◆ Stored data entries ◆
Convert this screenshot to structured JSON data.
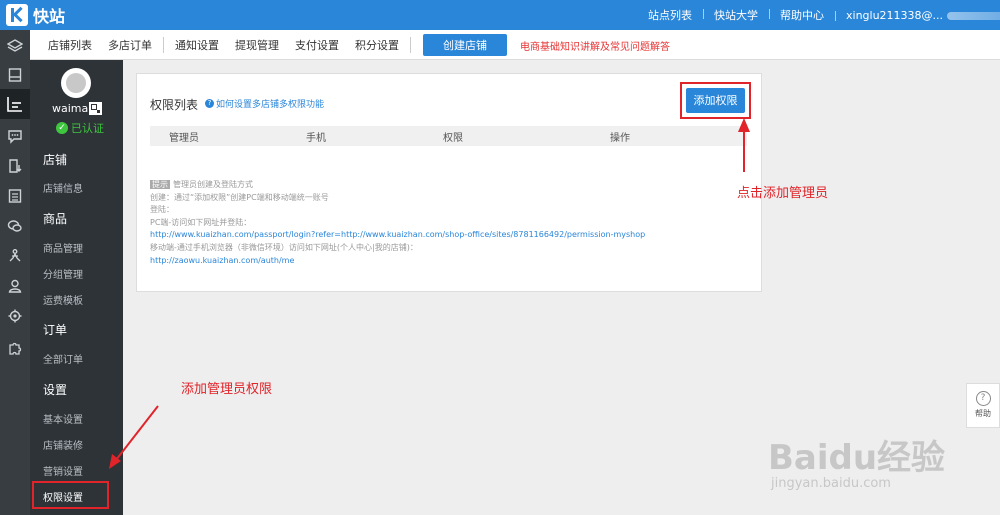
{
  "topbar": {
    "app_name": "快站",
    "nav": [
      "站点列表",
      "快站大学",
      "帮助中心"
    ],
    "user": "xinglu211338@..."
  },
  "subnav": {
    "items": [
      "店铺列表",
      "多店订单",
      "通知设置",
      "提现管理",
      "支付设置",
      "积分设置"
    ],
    "create_button": "创建店铺",
    "promo_link": "电商基础知识讲解及常见问题解答"
  },
  "profile": {
    "name": "waimai",
    "verified": "已认证"
  },
  "sidebar": {
    "sections": [
      {
        "label": "店铺",
        "items": [
          "店铺信息"
        ]
      },
      {
        "label": "商品",
        "items": [
          "商品管理",
          "分组管理",
          "运费模板"
        ]
      },
      {
        "label": "订单",
        "items": [
          "全部订单"
        ]
      },
      {
        "label": "设置",
        "items": [
          "基本设置",
          "店铺装修",
          "营销设置",
          "权限设置"
        ]
      }
    ],
    "active": "权限设置"
  },
  "panel": {
    "title": "权限列表",
    "help_link": "如何设置多店铺多权限功能",
    "add_button": "添加权限",
    "columns": [
      "管理员",
      "手机",
      "权限",
      "操作"
    ],
    "tips": {
      "tag": "提示",
      "heading": "管理员创建及登陆方式",
      "lines": [
        "创建：通过“添加权限”创建PC端和移动端统一账号",
        "登陆：",
        "PC端-访问如下网址并登陆："
      ],
      "pc_url": "http://www.kuaizhan.com/passport/login?refer=http://www.kuaizhan.com/shop-office/sites/8781166492/permission-myshop",
      "mobile_line": "移动端-通过手机浏览器（非微信环境）访问如下网址(个人中心|我的店铺)：",
      "mobile_url": "http://zaowu.kuaizhan.com/auth/me"
    }
  },
  "annotations": {
    "click_add_admin": "点击添加管理员",
    "add_admin_permission": "添加管理员权限",
    "color": "#e0242a"
  },
  "help_widget": {
    "label": "帮助"
  },
  "watermark": {
    "brand": "Baidu经验",
    "domain": "jingyan.baidu.com"
  },
  "colors": {
    "brand_blue": "#2a86d9",
    "sidebar_dark": "#2e3338",
    "rail_dark": "#373d41",
    "highlight_red": "#e0242a"
  }
}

◆ INSTRUCTION ◆
Repeat the lines above exactly, and keep every picture out.

◆ SOLUTION TO THE PROBLEM ◆
Convert this screenshot to structured JSON data.
{
  "topbar": {
    "app_name": "快站",
    "nav": [
      "站点列表",
      "快站大学",
      "帮助中心"
    ],
    "user": "xinglu211338@..."
  },
  "subnav": {
    "items": [
      "店铺列表",
      "多店订单",
      "通知设置",
      "提现管理",
      "支付设置",
      "积分设置"
    ],
    "create_button": "创建店铺",
    "promo_link": "电商基础知识讲解及常见问题解答"
  },
  "profile": {
    "name": "waimai",
    "verified": "已认证"
  },
  "sidebar": {
    "sections": [
      {
        "label": "店铺",
        "items": [
          "店铺信息"
        ]
      },
      {
        "label": "商品",
        "items": [
          "商品管理",
          "分组管理",
          "运费模板"
        ]
      },
      {
        "label": "订单",
        "items": [
          "全部订单"
        ]
      },
      {
        "label": "设置",
        "items": [
          "基本设置",
          "店铺装修",
          "营销设置",
          "权限设置"
        ]
      }
    ],
    "active": "权限设置"
  },
  "panel": {
    "title": "权限列表",
    "help_link": "如何设置多店铺多权限功能",
    "add_button": "添加权限",
    "columns": [
      "管理员",
      "手机",
      "权限",
      "操作"
    ],
    "tips": {
      "tag": "提示",
      "heading": "管理员创建及登陆方式",
      "lines": [
        "创建：通过“添加权限”创建PC端和移动端统一账号",
        "登陆：",
        "PC端-访问如下网址并登陆："
      ],
      "pc_url": "http://www.kuaizhan.com/passport/login?refer=http://www.kuaizhan.com/shop-office/sites/8781166492/permission-myshop",
      "mobile_line": "移动端-通过手机浏览器（非微信环境）访问如下网址(个人中心|我的店铺)：",
      "mobile_url": "http://zaowu.kuaizhan.com/auth/me"
    }
  },
  "annotations": {
    "click_add_admin": "点击添加管理员",
    "add_admin_permission": "添加管理员权限",
    "color": "#e0242a"
  },
  "help_widget": {
    "label": "帮助"
  },
  "watermark": {
    "brand": "Baidu经验",
    "domain": "jingyan.baidu.com"
  },
  "colors": {
    "brand_blue": "#2a86d9",
    "sidebar_dark": "#2e3338",
    "rail_dark": "#373d41",
    "highlight_red": "#e0242a"
  }
}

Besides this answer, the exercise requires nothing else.